— Do this —
In the listing below, locate the lines that hold "湖南省残疾人联合会" and copy them.

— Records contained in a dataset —
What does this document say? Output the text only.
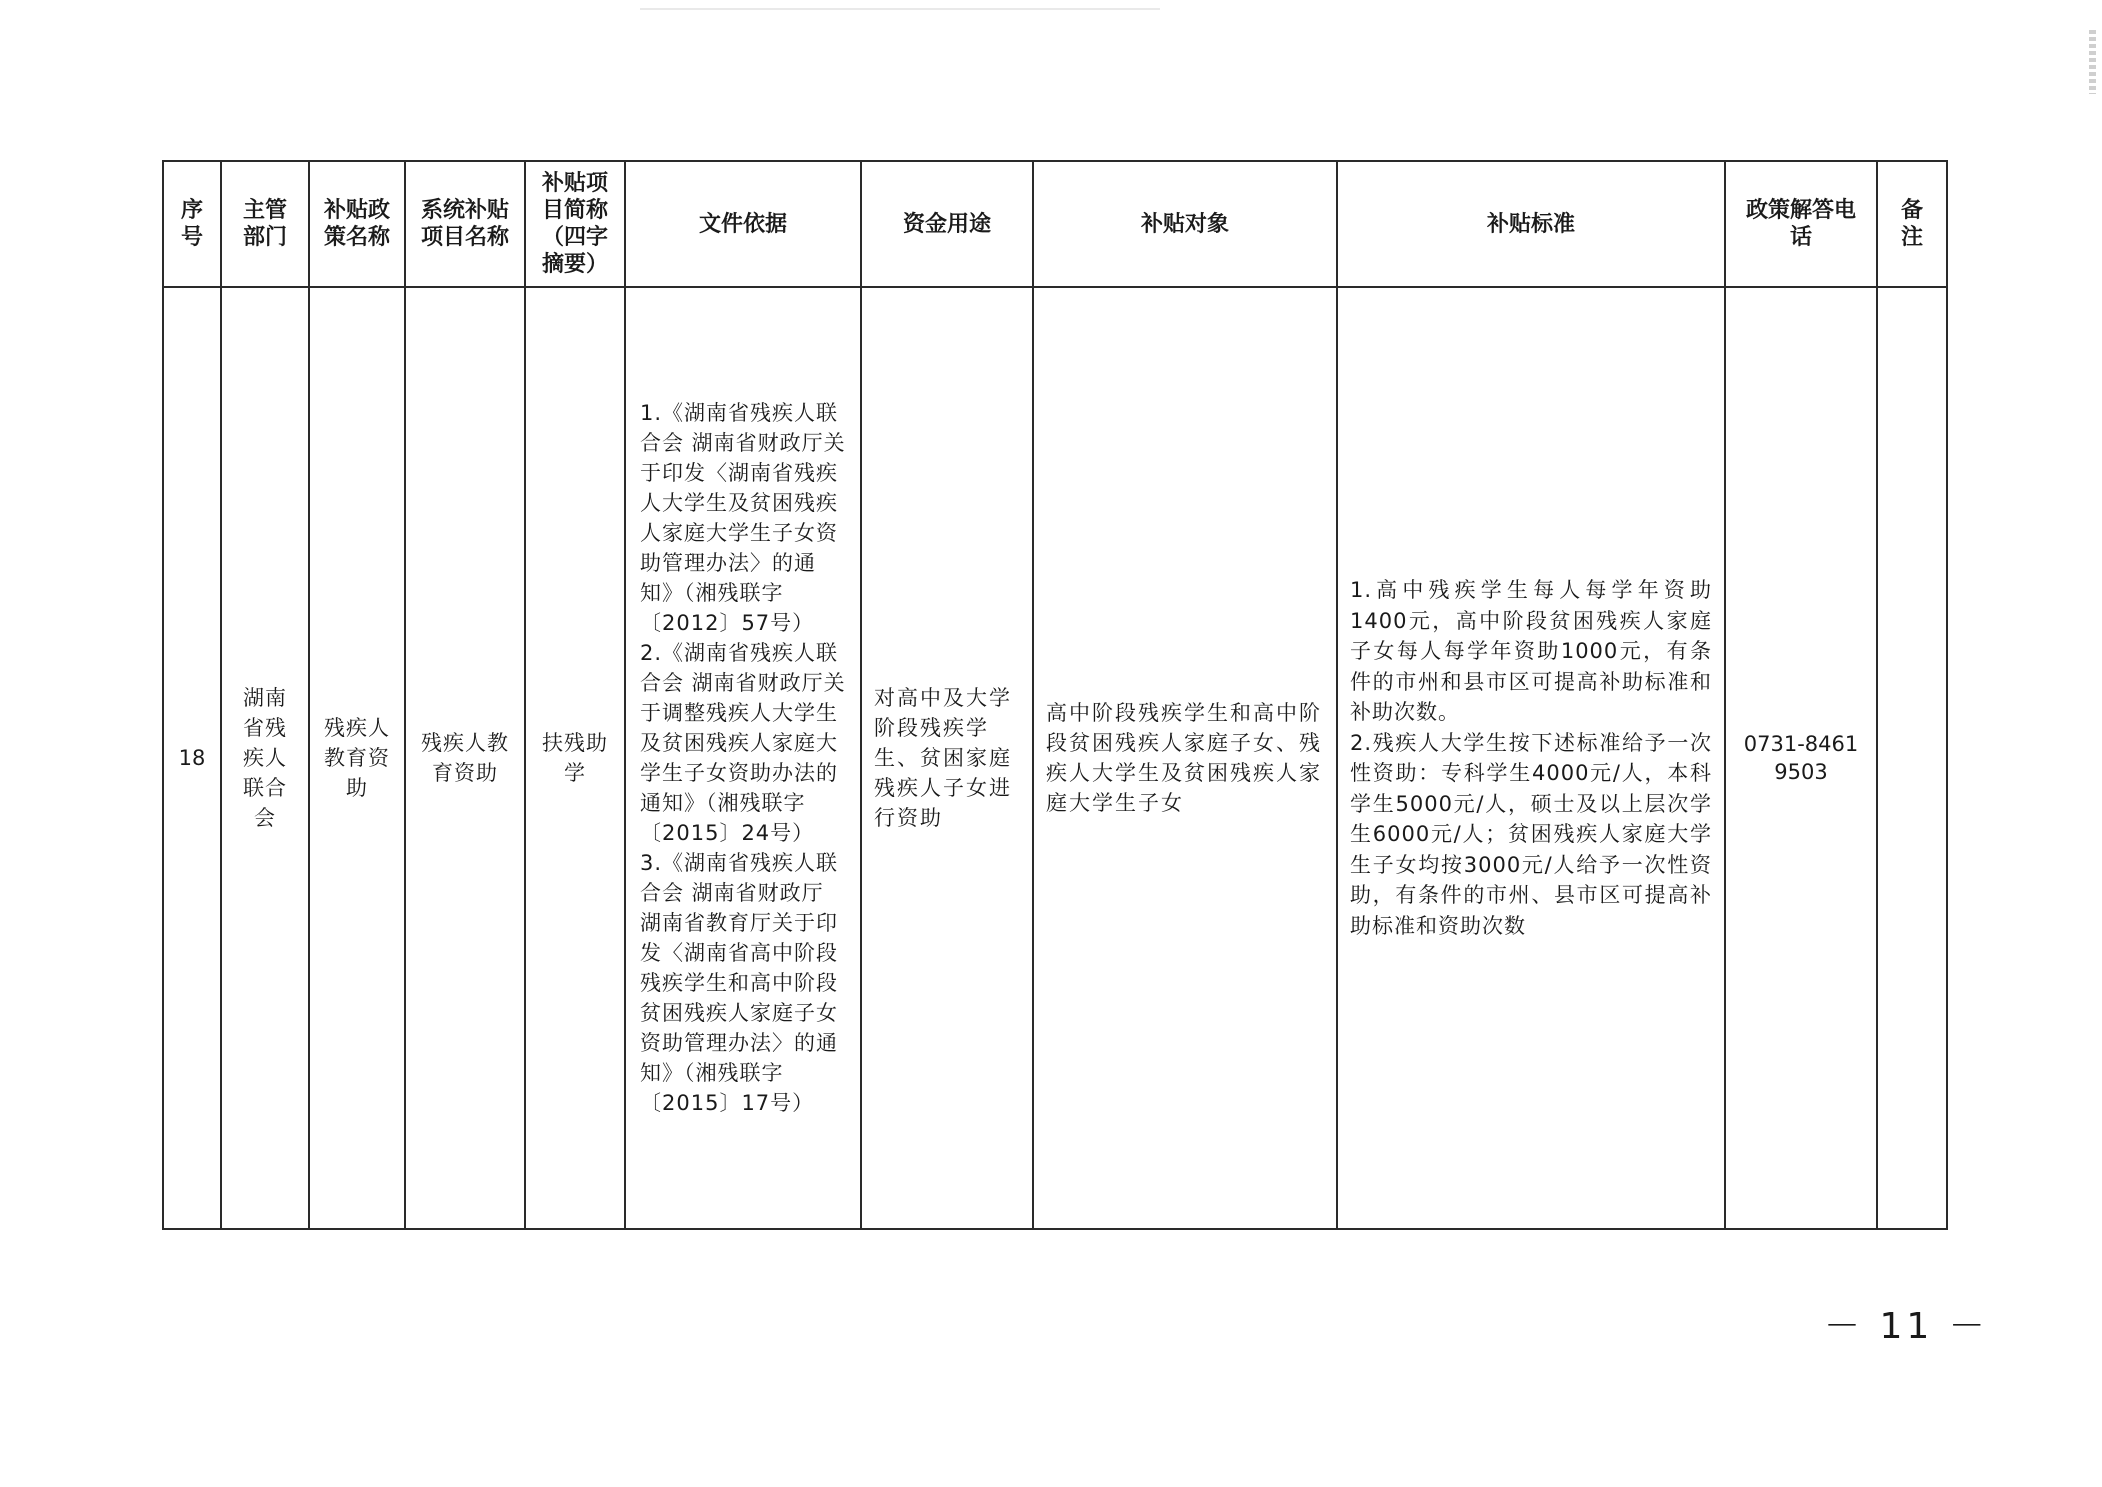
序号	主管部门	补贴政策名称	系统补贴项目名称	补贴项目简称（四字摘要）	文件依据	资金用途	补贴对象	补贴标准	政策解答电话	备注

18	湖南省残疾人联合会	残疾人教育资助	残疾人教育资助	扶残助学	1.《湖南省残疾人联合会 湖南省财政厅关于印发〈湖南省残疾人大学生及贫困残疾人家庭大学生子女资助管理办法〉的通知》（湘残联字〔2012〕57号）
2.《湖南省残疾人联合会 湖南省财政厅关于调整残疾人大学生及贫困残疾人家庭大学生子女资助办法的通知》（湘残联字〔2015〕24号）
3.《湖南省残疾人联合会 湖南省财政厅 湖南省教育厅关于印发〈湖南省高中阶段残疾学生和高中阶段贫困残疾人家庭子女资助管理办法〉的通知》（湘残联字〔2015〕17号）	对高中及大学阶段残疾学生、贫困家庭残疾人子女进行资助	高中阶段残疾学生和高中阶段贫困残疾人家庭子女、残疾人大学生及贫困残疾人家庭大学生子女	1.高中残疾学生每人每学年资助1400元，高中阶段贫困残疾人家庭子女每人每学年资助1000元，有条件的市州和县市区可提高补助标准和补助次数。
2.残疾人大学生按下述标准给予一次性资助：专科学生4000元/人，本科学生5000元/人，硕士及以上层次学生6000元/人；贫困残疾人家庭大学生子女均按3000元/人给予一次性资助，有条件的市州、县市区可提高补助标准和资助次数	0731-8461
9503	

－ 11 －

— Answer below —
18	湖南省残疾人联合会	残疾人教育资助	残疾人教育资助	扶残助学	1.《湖南省残疾人联合会 湖南省财政厅关于印发〈湖南省残疾人大学生及贫困残疾人家庭大学生子女资助管理办法〉的通知》（湘残联字〔2012〕57号）
2.《湖南省残疾人联合会 湖南省财政厅关于调整残疾人大学生及贫困残疾人家庭大学生子女资助办法的通知》（湘残联字〔2015〕24号）
3.《湖南省残疾人联合会 湖南省财政厅 湖南省教育厅关于印发〈湖南省高中阶段残疾学生和高中阶段贫困残疾人家庭子女资助管理办法〉的通知》（湘残联字〔2015〕17号）	对高中及大学阶段残疾学生、贫困家庭残疾人子女进行资助	高中阶段残疾学生和高中阶段贫困残疾人家庭子女、残疾人大学生及贫困残疾人家庭大学生子女	1.高中残疾学生每人每学年资助1400元，高中阶段贫困残疾人家庭子女每人每学年资助1000元，有条件的市州和县市区可提高补助标准和补助次数。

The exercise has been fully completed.